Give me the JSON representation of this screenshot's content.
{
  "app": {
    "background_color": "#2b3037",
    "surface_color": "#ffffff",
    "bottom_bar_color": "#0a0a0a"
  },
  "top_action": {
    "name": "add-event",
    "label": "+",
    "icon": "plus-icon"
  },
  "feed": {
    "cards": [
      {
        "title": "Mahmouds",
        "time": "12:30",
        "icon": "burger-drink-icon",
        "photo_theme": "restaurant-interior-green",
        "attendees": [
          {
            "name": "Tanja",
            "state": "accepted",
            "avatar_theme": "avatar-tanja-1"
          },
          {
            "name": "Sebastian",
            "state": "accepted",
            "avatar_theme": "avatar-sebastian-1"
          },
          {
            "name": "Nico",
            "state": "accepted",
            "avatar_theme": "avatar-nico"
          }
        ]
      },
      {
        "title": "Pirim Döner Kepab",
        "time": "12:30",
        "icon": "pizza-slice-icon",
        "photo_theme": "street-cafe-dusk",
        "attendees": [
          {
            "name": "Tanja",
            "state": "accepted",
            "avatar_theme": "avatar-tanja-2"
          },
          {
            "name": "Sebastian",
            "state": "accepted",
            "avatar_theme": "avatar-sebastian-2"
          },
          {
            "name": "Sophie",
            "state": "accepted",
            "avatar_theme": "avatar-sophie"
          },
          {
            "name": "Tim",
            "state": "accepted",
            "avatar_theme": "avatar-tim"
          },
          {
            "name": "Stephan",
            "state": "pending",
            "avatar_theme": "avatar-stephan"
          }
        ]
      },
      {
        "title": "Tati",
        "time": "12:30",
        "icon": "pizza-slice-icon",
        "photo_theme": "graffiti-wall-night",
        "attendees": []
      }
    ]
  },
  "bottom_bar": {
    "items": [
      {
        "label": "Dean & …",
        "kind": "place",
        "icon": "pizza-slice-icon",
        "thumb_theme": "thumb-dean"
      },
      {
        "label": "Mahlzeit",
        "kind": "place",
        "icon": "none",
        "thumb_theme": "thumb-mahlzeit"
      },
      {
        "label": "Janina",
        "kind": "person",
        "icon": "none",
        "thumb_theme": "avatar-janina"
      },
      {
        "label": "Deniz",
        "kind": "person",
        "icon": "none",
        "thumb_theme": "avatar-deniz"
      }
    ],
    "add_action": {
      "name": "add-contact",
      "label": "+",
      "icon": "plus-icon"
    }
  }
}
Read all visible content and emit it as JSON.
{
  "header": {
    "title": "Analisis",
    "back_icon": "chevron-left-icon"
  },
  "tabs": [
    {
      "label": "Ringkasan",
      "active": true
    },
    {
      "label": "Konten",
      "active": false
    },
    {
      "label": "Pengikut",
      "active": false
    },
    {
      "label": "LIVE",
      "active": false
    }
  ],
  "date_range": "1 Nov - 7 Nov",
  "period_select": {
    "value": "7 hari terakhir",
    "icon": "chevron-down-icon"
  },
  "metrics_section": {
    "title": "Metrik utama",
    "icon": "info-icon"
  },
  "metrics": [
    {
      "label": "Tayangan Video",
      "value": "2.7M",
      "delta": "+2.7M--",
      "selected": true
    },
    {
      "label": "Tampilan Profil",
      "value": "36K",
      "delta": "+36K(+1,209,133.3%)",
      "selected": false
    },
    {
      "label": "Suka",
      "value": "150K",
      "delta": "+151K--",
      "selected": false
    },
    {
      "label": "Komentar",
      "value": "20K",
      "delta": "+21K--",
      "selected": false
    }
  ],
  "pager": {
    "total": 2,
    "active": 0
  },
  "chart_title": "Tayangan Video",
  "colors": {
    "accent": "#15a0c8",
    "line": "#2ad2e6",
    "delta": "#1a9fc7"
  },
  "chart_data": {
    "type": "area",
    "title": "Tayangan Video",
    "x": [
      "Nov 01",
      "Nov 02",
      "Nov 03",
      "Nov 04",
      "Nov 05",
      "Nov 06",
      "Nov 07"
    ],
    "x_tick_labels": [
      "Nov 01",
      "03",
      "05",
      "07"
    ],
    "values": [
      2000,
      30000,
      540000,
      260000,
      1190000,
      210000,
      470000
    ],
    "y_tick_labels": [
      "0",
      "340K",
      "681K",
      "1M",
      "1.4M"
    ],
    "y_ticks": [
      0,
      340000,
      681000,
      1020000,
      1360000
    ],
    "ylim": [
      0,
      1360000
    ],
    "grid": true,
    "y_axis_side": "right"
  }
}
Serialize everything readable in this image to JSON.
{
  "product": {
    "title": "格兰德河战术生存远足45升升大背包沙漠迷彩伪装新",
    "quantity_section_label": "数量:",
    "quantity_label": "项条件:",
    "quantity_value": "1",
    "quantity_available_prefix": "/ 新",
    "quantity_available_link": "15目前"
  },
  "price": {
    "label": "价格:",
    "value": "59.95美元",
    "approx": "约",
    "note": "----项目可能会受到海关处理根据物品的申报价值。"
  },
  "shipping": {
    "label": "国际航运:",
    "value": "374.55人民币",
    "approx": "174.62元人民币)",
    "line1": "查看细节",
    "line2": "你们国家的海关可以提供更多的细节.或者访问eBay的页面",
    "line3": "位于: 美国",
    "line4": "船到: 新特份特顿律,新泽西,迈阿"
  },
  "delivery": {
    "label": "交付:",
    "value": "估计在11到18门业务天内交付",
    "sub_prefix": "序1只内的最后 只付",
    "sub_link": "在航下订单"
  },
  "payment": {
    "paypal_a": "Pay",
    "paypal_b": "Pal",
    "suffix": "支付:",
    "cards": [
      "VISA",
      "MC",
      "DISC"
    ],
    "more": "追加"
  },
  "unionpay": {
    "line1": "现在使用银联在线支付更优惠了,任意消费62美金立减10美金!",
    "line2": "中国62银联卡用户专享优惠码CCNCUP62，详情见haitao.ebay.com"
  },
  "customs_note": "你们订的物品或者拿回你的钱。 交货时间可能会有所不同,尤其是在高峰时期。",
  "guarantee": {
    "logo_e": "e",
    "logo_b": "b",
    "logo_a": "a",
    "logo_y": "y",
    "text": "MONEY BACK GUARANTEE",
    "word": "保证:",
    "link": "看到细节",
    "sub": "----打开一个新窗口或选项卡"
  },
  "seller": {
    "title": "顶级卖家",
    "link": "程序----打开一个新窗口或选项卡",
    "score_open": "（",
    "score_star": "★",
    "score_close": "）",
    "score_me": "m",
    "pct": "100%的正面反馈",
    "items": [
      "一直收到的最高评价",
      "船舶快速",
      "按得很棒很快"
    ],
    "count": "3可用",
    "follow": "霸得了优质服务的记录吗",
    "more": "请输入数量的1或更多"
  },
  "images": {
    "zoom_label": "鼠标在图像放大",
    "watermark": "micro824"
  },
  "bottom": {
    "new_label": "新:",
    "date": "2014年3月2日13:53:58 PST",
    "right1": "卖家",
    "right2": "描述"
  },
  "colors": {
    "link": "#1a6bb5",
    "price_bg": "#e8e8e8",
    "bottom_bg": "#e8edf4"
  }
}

■ ■ ■ ■ ■

Go through the material and select each line with the string "打开一个新窗口或选项卡" in it.

    "sub": "----打开一个新窗口或选项卡"
    "link": "程序----打开一个新窗口或选项卡",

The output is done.